▶ _WHAT THE TASK REQUIRES_
Summarize the abstract below in two sentences.

▶ _EXCERPTED PASSAGE_
Further Studies on the Relation between Radiation Effects, Cell Viability, and Induced Resistance to Malignant Growth

Abstract

The expts. reported in this paper represent an extension of the author''s previous studies in this field with the use of mouse sarcoma, 180 as an exptl. subject. A tumor of known genetic constitution, the Bagg-Jacksen mouse carcinoma 755 expts. reported was grown in an inbred strain of mice the C 57 Y black. Irradiation of this tumor took place in vitro and in situ. The irradiation factors were 200 kV, 20 ma, 0.5 mm. Cu and 1.0 mm. Al filtration, HVL 0.9 mm. Cu, intensity 577 r/min. The doses ranged from 1200-5500 r/air and were given in one exposure. For the irradiation of tumors in situ, the animals were protected by a lead shield of 4 mm. thickness and the exposure took place through holes of 2.5 cm. diam. Male mice 18-25 gm. of wt. were used for the implantation of irradiated and non-irradiated control tumor fragments. As criteria of the irradiation effect the latent period, the number of "takes" and the size of the irradiated implants were used. The same indices were applied to tumors produced by the non-irradiated (control) implants. A dose of 3500 r/air applied to tumor particles of the Bagg-Jacksen mammary mouse carcinoma 755 in vitro permitted 58.6% takes, while a dose of 4500 r/air entirely prevented growth of the irradiated implants. Very valuable is the comparison of the author''s results obtained in this study with those obtained by other investigators seeking to determine lethal doses for various tumors irradiated either prior to implantation or in situ. In two tables 25 references are quoted. Evidence for quantitative disagreement as to the lethal dosages among the various investiga-tors is given. This is at least partly explained by the different technical procedure applied by the previous inyestigators. The dose of X-rays necessary to prevent an implant from producing a tumor does not differ widely from that required to destroy a tumor in situ, provided an inbred strain of mice is used. This is in agreement with previous observations. If it is true that tumors grown in hybrids require smaller dosages than those grown in inbred strains, as it appears from the evidence given in this paper and the previous publications, this would be an advantage for the therapy of cancer in man.

(Document layout detection data)
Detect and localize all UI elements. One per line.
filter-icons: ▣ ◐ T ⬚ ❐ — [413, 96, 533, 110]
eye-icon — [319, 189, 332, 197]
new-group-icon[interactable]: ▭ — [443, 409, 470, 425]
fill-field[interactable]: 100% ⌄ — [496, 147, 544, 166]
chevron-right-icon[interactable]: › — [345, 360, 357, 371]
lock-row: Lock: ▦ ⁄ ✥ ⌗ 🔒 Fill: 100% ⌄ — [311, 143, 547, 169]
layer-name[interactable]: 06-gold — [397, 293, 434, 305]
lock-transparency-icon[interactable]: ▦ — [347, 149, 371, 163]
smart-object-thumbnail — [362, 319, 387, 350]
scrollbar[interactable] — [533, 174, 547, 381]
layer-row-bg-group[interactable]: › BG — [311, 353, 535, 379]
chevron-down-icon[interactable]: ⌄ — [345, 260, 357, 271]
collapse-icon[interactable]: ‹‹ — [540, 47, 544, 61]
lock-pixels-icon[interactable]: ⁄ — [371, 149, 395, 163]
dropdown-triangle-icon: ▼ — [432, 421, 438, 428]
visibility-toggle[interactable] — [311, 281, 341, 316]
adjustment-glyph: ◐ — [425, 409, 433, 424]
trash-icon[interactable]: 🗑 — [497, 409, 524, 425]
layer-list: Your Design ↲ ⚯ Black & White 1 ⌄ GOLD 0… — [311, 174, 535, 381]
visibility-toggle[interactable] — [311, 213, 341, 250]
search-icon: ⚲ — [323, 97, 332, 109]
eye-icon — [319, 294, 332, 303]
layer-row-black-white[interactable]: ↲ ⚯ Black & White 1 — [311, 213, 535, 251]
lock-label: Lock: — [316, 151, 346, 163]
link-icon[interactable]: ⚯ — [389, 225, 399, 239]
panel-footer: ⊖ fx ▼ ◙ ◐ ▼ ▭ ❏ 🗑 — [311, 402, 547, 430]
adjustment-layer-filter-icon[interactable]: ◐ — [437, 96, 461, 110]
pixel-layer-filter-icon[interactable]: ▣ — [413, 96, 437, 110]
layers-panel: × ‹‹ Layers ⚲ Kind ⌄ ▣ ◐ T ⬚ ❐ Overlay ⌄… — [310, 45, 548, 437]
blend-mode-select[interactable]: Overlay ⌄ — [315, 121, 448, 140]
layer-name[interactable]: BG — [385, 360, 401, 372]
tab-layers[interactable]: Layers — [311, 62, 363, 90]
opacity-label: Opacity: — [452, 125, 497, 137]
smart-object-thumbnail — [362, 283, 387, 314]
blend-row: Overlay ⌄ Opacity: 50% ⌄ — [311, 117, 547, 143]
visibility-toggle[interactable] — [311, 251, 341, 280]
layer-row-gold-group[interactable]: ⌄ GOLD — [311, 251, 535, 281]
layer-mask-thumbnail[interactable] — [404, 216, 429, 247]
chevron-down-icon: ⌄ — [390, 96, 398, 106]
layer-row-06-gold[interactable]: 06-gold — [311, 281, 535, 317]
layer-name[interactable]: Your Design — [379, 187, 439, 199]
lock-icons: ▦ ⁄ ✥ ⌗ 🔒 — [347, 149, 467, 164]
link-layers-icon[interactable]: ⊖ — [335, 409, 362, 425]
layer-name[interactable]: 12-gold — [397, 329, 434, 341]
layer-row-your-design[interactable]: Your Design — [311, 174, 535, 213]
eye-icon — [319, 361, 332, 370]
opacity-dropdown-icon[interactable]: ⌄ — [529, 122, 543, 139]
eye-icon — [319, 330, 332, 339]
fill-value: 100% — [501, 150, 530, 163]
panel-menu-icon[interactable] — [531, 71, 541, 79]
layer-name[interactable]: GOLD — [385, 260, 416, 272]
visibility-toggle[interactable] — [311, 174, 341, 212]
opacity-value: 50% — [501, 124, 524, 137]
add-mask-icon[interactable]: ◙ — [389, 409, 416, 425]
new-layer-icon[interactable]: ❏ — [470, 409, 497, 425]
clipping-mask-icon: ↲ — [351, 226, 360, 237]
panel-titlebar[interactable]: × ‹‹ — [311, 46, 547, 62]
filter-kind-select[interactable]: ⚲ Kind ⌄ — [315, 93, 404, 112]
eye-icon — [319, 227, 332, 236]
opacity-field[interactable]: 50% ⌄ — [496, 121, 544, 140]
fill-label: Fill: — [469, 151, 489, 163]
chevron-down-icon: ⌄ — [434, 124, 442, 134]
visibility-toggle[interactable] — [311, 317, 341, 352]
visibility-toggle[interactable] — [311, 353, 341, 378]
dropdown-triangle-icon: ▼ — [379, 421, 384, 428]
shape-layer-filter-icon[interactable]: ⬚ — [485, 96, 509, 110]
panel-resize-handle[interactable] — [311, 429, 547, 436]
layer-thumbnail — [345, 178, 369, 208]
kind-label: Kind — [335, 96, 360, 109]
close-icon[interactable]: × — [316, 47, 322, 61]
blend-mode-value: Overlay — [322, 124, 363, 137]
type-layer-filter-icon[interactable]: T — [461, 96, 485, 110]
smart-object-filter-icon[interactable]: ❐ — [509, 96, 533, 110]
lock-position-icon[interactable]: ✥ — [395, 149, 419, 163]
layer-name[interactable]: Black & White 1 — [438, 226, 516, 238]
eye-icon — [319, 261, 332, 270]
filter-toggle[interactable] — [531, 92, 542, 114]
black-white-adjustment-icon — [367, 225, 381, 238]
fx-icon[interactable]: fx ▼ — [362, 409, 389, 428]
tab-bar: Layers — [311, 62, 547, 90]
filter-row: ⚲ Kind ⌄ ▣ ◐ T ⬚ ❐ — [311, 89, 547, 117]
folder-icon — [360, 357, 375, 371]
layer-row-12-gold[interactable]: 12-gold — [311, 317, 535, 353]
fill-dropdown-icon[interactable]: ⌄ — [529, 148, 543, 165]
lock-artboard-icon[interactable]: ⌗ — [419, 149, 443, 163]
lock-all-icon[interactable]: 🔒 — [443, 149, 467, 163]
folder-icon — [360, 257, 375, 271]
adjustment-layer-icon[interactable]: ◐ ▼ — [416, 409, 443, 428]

▶ _RESPONSE TO THE EXERCISE_
The study irradiated the Bagg-Jacksen mammary mouse carcinoma 755, grown in an inbred strain of mice, both in vitro and in situ with single doses of 1200-5500 r/air, judging the effect by the latent period, the number of takes and the size of the implants. A dose of 3500 r/air in vitro permitted 58.6% takes while 4500 r/air entirely prevented growth, and the dose needed to keep an implant from producing a tumor did not differ widely from that needed to destroy a tumor in situ when an inbred strain was used.